**Prompt**:
Where a line holds the word "诱导公式二", copy that line.

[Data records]
_ _ _ _ _

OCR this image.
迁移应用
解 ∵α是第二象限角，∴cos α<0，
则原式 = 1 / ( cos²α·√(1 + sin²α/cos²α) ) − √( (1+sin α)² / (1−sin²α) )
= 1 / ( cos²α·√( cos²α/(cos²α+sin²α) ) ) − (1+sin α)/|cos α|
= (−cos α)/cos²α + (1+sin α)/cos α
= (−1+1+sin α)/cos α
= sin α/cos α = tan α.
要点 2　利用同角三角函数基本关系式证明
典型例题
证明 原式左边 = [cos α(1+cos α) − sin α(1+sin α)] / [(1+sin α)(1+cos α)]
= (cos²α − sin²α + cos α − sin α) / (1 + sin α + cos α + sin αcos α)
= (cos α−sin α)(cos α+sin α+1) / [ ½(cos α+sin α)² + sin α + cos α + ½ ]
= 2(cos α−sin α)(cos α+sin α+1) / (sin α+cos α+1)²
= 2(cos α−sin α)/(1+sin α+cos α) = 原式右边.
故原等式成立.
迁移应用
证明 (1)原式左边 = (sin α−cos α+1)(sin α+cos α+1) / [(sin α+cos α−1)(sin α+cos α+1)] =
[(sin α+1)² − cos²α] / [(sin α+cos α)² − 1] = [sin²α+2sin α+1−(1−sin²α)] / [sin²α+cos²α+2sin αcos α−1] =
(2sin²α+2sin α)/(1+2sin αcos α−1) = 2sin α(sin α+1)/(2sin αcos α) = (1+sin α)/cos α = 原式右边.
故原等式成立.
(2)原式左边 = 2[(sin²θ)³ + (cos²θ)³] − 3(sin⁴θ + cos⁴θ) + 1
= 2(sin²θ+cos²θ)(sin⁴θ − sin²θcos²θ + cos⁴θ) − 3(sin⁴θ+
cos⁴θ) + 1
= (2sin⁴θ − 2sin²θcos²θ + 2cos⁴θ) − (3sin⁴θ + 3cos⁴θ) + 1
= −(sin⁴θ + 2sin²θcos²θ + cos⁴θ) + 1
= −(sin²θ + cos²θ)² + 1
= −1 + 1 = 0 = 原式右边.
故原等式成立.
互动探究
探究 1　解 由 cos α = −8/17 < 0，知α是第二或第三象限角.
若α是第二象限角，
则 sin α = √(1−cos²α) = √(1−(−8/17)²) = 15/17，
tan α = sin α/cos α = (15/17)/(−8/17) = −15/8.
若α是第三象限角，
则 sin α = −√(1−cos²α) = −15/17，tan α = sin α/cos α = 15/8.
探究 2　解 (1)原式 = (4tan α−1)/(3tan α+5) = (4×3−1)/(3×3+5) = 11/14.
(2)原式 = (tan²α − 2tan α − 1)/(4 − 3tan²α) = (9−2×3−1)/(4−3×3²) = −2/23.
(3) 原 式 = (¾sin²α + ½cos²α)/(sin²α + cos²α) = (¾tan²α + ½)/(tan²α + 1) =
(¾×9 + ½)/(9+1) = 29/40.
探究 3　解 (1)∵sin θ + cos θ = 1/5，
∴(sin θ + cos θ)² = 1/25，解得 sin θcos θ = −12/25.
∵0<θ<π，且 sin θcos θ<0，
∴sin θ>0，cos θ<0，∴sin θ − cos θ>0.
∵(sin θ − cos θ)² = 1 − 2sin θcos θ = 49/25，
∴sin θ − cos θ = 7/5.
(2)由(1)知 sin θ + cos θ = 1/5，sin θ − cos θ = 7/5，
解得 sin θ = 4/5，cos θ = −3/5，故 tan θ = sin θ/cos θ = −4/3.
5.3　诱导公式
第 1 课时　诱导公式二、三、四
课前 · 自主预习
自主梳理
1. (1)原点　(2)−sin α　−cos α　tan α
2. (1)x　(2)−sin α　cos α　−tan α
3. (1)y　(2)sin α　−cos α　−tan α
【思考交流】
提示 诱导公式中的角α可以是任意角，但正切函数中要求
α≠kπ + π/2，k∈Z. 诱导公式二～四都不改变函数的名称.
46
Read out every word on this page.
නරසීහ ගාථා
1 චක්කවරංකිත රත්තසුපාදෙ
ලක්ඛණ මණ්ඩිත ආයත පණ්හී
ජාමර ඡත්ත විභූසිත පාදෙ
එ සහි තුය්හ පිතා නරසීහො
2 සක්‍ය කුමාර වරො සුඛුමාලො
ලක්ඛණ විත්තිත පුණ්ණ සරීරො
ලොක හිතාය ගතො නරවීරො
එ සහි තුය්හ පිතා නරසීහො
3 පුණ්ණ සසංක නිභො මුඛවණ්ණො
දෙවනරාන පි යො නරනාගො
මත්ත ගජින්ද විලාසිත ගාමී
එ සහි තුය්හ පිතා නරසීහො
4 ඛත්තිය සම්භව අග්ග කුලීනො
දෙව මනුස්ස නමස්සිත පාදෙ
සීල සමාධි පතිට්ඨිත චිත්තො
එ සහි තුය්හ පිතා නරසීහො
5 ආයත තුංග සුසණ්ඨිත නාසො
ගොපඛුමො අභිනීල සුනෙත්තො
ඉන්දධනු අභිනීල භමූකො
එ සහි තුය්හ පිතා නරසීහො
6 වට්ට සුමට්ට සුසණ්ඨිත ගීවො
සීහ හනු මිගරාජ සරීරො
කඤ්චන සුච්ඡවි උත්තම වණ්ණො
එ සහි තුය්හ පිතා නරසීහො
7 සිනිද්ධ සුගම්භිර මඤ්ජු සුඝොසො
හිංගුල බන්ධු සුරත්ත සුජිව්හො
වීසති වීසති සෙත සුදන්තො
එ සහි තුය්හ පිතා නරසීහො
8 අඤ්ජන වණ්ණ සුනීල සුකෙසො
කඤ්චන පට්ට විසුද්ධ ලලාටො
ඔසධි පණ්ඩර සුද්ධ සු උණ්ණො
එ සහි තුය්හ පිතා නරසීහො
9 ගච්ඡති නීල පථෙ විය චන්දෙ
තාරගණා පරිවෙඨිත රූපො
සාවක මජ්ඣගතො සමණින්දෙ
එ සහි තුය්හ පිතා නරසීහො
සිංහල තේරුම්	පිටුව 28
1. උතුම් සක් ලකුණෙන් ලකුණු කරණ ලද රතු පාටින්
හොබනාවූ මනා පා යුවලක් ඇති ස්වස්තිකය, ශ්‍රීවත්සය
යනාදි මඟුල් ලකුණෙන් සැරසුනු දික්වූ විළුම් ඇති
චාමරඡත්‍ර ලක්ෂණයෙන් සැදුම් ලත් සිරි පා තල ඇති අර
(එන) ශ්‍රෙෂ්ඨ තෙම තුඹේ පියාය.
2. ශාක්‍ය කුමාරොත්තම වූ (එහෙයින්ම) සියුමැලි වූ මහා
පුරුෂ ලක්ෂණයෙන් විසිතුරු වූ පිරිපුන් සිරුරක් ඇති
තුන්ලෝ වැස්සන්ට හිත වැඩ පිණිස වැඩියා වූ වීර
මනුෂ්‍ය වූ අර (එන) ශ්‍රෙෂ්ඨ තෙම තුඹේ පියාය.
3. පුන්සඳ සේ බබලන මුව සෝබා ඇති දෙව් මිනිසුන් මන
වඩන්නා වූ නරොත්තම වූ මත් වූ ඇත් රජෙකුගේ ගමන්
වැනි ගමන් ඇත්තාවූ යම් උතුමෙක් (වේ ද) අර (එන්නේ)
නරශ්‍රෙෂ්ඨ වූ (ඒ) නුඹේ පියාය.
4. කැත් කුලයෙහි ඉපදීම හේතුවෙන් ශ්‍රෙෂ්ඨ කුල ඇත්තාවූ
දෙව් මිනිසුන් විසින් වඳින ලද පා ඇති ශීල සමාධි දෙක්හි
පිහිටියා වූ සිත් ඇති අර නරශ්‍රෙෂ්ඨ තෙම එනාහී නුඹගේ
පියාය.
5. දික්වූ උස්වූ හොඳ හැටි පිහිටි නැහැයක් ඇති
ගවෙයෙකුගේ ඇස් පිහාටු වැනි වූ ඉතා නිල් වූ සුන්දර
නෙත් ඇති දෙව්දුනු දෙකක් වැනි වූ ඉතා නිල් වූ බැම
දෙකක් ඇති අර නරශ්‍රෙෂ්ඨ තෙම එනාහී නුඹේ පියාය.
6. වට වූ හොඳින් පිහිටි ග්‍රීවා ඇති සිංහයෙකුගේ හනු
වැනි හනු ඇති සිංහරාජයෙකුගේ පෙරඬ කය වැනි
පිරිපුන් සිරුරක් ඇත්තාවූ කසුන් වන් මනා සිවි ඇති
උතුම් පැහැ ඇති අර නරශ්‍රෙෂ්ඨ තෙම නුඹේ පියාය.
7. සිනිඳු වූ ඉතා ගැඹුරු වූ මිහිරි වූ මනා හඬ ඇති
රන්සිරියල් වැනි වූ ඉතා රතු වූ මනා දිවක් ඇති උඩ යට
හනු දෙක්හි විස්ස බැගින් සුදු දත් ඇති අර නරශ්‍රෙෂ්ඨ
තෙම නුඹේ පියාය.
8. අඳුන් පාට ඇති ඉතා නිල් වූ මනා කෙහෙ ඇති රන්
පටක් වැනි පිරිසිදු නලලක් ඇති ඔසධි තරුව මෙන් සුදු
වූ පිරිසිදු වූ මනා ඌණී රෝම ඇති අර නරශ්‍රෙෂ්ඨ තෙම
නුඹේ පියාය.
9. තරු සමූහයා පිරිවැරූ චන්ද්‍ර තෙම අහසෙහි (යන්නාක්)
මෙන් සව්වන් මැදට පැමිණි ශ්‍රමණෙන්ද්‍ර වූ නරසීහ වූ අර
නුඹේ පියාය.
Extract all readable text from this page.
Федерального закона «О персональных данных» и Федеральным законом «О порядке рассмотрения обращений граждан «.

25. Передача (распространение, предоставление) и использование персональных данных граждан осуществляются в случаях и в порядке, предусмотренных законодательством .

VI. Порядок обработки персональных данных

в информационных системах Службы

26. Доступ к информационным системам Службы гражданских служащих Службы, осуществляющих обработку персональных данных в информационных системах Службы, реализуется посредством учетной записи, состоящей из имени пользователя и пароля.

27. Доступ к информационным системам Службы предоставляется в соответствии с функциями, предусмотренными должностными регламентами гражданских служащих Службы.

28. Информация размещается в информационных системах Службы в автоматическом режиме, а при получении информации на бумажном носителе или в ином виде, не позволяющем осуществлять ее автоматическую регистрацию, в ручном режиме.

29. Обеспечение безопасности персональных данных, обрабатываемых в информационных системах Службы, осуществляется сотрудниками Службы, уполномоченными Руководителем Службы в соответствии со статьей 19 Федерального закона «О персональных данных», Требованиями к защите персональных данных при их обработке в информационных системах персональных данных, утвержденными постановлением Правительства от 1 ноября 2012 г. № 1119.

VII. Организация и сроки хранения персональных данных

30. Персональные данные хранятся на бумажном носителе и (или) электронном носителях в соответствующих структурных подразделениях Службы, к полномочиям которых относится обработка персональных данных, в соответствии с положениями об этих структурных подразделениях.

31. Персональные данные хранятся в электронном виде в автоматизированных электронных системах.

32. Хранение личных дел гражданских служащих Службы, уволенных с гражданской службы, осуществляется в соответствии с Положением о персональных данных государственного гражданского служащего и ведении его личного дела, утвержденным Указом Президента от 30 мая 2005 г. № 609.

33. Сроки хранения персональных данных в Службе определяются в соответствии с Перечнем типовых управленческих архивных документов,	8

_ _ _ _ _

**Result of the task**:
第 1 课时　诱导公式二、三、四
α≠kπ + π/2，k∈Z. 诱导公式二～四都不改变函数的名称.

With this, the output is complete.